* _TASK DESCRIPTION_
Provide an exact reproduction of every entry.

* _INPUT ROWS_
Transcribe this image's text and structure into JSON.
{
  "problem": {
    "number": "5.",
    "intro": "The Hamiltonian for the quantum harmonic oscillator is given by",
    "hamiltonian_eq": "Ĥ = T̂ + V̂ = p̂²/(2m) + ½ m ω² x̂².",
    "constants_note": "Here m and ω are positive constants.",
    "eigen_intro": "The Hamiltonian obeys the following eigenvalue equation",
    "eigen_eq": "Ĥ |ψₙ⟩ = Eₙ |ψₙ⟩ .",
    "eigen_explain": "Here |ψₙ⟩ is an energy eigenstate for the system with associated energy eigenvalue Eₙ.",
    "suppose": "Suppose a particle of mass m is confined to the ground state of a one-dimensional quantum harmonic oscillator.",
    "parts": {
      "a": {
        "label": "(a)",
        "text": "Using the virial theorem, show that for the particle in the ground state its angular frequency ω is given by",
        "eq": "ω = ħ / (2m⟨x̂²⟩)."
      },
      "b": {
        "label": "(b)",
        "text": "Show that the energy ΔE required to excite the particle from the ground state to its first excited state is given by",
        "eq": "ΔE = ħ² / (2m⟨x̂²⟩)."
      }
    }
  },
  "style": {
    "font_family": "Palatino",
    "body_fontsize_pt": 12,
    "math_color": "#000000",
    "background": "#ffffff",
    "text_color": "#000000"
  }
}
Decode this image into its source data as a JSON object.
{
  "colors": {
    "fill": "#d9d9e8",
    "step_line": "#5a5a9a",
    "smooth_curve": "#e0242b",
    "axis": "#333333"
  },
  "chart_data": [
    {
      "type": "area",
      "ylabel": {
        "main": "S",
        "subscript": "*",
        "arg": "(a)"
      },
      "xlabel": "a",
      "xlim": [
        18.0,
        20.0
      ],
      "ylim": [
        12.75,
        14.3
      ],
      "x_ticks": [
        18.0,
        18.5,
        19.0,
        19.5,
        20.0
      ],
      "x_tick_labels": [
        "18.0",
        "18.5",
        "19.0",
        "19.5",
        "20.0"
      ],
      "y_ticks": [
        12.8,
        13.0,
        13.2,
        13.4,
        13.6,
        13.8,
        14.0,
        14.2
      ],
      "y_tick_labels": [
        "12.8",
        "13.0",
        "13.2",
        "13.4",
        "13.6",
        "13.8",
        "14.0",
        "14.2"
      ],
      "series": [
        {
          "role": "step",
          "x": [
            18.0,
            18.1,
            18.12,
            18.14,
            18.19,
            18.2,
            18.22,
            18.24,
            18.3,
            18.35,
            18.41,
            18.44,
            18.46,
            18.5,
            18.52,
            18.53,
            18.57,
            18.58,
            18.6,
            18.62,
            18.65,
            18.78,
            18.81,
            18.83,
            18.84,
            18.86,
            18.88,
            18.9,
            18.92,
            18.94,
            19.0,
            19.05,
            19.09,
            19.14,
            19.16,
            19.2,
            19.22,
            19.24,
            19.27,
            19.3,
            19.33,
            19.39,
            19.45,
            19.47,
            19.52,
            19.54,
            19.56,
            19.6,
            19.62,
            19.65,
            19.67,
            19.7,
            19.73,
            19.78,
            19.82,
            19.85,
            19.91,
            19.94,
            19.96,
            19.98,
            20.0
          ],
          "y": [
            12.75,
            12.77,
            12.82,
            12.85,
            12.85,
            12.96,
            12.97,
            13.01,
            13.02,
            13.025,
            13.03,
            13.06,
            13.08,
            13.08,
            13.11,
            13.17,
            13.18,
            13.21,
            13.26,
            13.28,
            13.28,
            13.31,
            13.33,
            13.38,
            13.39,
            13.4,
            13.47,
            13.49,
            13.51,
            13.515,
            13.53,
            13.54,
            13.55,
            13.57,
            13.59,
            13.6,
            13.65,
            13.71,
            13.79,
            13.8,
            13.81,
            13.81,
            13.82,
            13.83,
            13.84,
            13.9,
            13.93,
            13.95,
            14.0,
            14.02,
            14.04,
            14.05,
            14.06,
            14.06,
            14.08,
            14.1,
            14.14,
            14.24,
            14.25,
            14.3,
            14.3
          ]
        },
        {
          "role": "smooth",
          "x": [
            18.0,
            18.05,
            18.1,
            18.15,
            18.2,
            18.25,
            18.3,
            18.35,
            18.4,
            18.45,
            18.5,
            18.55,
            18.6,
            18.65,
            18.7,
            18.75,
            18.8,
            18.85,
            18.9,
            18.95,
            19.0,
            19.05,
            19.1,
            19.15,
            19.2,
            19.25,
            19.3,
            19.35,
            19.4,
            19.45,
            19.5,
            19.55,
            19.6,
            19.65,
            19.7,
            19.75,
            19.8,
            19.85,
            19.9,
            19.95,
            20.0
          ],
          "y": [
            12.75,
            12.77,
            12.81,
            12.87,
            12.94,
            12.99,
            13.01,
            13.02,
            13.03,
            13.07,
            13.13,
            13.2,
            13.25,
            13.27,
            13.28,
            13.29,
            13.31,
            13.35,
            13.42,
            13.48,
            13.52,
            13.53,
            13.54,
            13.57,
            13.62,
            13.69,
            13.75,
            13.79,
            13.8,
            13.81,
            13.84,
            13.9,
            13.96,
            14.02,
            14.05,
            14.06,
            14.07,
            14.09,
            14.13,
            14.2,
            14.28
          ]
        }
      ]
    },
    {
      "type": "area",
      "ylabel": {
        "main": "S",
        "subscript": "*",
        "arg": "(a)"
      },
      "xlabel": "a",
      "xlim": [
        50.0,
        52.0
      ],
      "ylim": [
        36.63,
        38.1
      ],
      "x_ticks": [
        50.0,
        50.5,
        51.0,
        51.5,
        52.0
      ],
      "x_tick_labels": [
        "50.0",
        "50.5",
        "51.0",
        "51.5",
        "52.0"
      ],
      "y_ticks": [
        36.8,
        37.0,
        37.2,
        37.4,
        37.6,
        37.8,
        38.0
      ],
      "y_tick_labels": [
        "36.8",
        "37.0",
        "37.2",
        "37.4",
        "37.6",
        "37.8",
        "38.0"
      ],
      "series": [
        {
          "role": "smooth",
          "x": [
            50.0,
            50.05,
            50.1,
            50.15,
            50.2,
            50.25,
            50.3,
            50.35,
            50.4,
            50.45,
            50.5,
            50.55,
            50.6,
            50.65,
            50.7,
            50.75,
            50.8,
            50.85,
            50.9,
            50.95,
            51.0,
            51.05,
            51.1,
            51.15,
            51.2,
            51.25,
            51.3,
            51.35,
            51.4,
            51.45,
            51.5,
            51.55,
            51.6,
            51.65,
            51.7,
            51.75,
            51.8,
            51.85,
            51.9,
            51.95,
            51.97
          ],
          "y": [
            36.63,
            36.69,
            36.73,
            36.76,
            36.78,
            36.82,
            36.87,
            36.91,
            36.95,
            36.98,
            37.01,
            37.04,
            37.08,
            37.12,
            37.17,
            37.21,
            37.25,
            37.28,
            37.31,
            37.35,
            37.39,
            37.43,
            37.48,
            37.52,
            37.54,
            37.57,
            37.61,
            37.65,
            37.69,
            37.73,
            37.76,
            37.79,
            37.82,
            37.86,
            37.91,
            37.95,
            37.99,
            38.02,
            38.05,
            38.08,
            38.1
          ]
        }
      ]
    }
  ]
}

* _IN RESPONSE_
Transcribe this image's text and structure into JSON.
{
  "problem": {
    "number": "5.",
    "intro": "The Hamiltonian for the quantum harmonic oscillator is given by",
    "hamiltonian_eq": "Ĥ = T̂ + V̂ = p̂²/(2m) + ½ m ω² x̂².",
    "constants_note": "Here m and ω are positive constants.",
    "eigen_intro": "The Hamiltonian obeys the following eigenvalue equation",
    "eigen_eq": "Ĥ |ψₙ⟩ = Eₙ |ψₙ⟩ .",
    "eigen_explain": "Here |ψₙ⟩ is an energy eigenstate for the system with associated energy eigenvalue Eₙ.",
    "suppose": "Suppose a particle of mass m is confined to the ground state of a one-dimensional quantum harmonic oscillator.",
    "parts": {
      "a": {
        "label": "(a)",
        "text": "Using the virial theorem, show that for the particle in the ground state its angular frequency ω is given by",
        "eq": "ω = ħ / (2m⟨x̂²⟩)."
      },
      "b": {
        "label": "(b)",
        "text": "Show that the energy ΔE required to excite the particle from the ground state to its first excited state is given by",
        "eq": "ΔE = ħ² / (2m⟨x̂²⟩)."
      }
    }
  },
  "style": {
    "font_family": "Palatino",
    "body_fontsize_pt": 12,
    "math_color": "#000000",
    "background": "#ffffff",
    "text_color": "#000000"
  }
}
Decode this image into its source data as a JSON object.
{
  "colors": {
    "fill": "#d9d9e8",
    "step_line": "#5a5a9a",
    "smooth_curve": "#e0242b",
    "axis": "#333333"
  },
  "chart_data": [
    {
      "type": "area",
      "ylabel": {
        "main": "S",
        "subscript": "*",
        "arg": "(a)"
      },
      "xlabel": "a",
      "xlim": [
        18.0,
        20.0
      ],
      "ylim": [
        12.75,
        14.3
      ],
      "x_ticks": [
        18.0,
        18.5,
        19.0,
        19.5,
        20.0
      ],
      "x_tick_labels": [
        "18.0",
        "18.5",
        "19.0",
        "19.5",
        "20.0"
      ],
      "y_ticks": [
        12.8,
        13.0,
        13.2,
        13.4,
        13.6,
        13.8,
        14.0,
        14.2
      ],
      "y_tick_labels": [
        "12.8",
        "13.0",
        "13.2",
        "13.4",
        "13.6",
        "13.8",
        "14.0",
        "14.2"
      ],
      "series": [
        {
          "role": "step",
          "x": [
            18.0,
            18.1,
            18.12,
            18.14,
            18.19,
            18.2,
            18.22,
            18.24,
            18.3,
            18.35,
            18.41,
            18.44,
            18.46,
            18.5,
            18.52,
            18.53,
            18.57,
            18.58,
            18.6,
            18.62,
            18.65,
            18.78,
            18.81,
            18.83,
            18.84,
            18.86,
            18.88,
            18.9,
            18.92,
            18.94,
            19.0,
            19.05,
            19.09,
            19.14,
            19.16,
            19.2,
            19.22,
            19.24,
            19.27,
            19.3,
            19.33,
            19.39,
            19.45,
            19.47,
            19.52,
            19.54,
            19.56,
            19.6,
            19.62,
            19.65,
            19.67,
            19.7,
            19.73,
            19.78,
            19.82,
            19.85,
            19.91,
            19.94,
            19.96,
            19.98,
            20.0
          ],
          "y": [
            12.75,
            12.77,
            12.82,
            12.85,
            12.85,
            12.96,
            12.97,
            13.01,
            13.02,
            13.025,
            13.03,
            13.06,
            13.08,
            13.08,
            13.11,
            13.17,
            13.18,
            13.21,
            13.26,
            13.28,
            13.28,
            13.31,
            13.33,
            13.38,
            13.39,
            13.4,
            13.47,
            13.49,
            13.51,
            13.515,
            13.53,
            13.54,
            13.55,
            13.57,
            13.59,
            13.6,
            13.65,
            13.71,
            13.79,
            13.8,
            13.81,
            13.81,
            13.82,
            13.83,
            13.84,
            13.9,
            13.93,
            13.95,
            14.0,
            14.02,
            14.04,
            14.05,
            14.06,
            14.06,
            14.08,
            14.1,
            14.14,
            14.24,
            14.25,
            14.3,
            14.3
          ]
        },
        {
          "role": "smooth",
          "x": [
            18.0,
            18.05,
            18.1,
            18.15,
            18.2,
            18.25,
            18.3,
            18.35,
            18.4,
            18.45,
            18.5,
            18.55,
            18.6,
            18.65,
            18.7,
            18.75,
            18.8,
            18.85,
            18.9,
            18.95,
            19.0,
            19.05,
            19.1,
            19.15,
            19.2,
            19.25,
            19.3,
            19.35,
            19.4,
            19.45,
            19.5,
            19.55,
            19.6,
            19.65,
            19.7,
            19.75,
            19.8,
            19.85,
            19.9,
            19.95,
            20.0
          ],
          "y": [
            12.75,
            12.77,
            12.81,
            12.87,
            12.94,
            12.99,
            13.01,
            13.02,
            13.03,
            13.07,
            13.13,
            13.2,
            13.25,
            13.27,
            13.28,
            13.29,
            13.31,
            13.35,
            13.42,
            13.48,
            13.52,
            13.53,
            13.54,
            13.57,
            13.62,
            13.69,
            13.75,
            13.79,
            13.8,
            13.81,
            13.84,
            13.9,
            13.96,
            14.02,
            14.05,
            14.06,
            14.07,
            14.09,
            14.13,
            14.2,
            14.28
          ]
        }
      ]
    },
    {
      "type": "area",
      "ylabel": {
        "main": "S",
        "subscript": "*",
        "arg": "(a)"
      },
      "xlabel": "a",
      "xlim": [
        50.0,
        52.0
      ],
      "ylim": [
        36.63,
        38.1
      ],
      "x_ticks": [
        50.0,
        50.5,
        51.0,
        51.5,
        52.0
      ],
      "x_tick_labels": [
        "50.0",
        "50.5",
        "51.0",
        "51.5",
        "52.0"
      ],
      "y_ticks": [
        36.8,
        37.0,
        37.2,
        37.4,
        37.6,
        37.8,
        38.0
      ],
      "y_tick_labels": [
        "36.8",
        "37.0",
        "37.2",
        "37.4",
        "37.6",
        "37.8",
        "38.0"
      ],
      "series": [
        {
          "role": "smooth",
          "x": [
            50.0,
            50.05,
            50.1,
            50.15,
            50.2,
            50.25,
            50.3,
            50.35,
            50.4,
            50.45,
            50.5,
            50.55,
            50.6,
            50.65,
            50.7,
            50.75,
            50.8,
            50.85,
            50.9,
            50.95,
            51.0,
            51.05,
            51.1,
            51.15,
            51.2,
            51.25,
            51.3,
            51.35,
            51.4,
            51.45,
            51.5,
            51.55,
            51.6,
            51.65,
            51.7,
            51.75,
            51.8,
            51.85,
            51.9,
            51.95,
            51.97
          ],
          "y": [
            36.63,
            36.69,
            36.73,
            36.76,
            36.78,
            36.82,
            36.87,
            36.91,
            36.95,
            36.98,
            37.01,
            37.04,
            37.08,
            37.12,
            37.17,
            37.21,
            37.25,
            37.28,
            37.31,
            37.35,
            37.39,
            37.43,
            37.48,
            37.52,
            37.54,
            37.57,
            37.61,
            37.65,
            37.69,
            37.73,
            37.76,
            37.79,
            37.82,
            37.86,
            37.91,
            37.95,
            37.99,
            38.02,
            38.05,
            38.08,
            38.1
          ]
        }
      ]
    }
  ]
}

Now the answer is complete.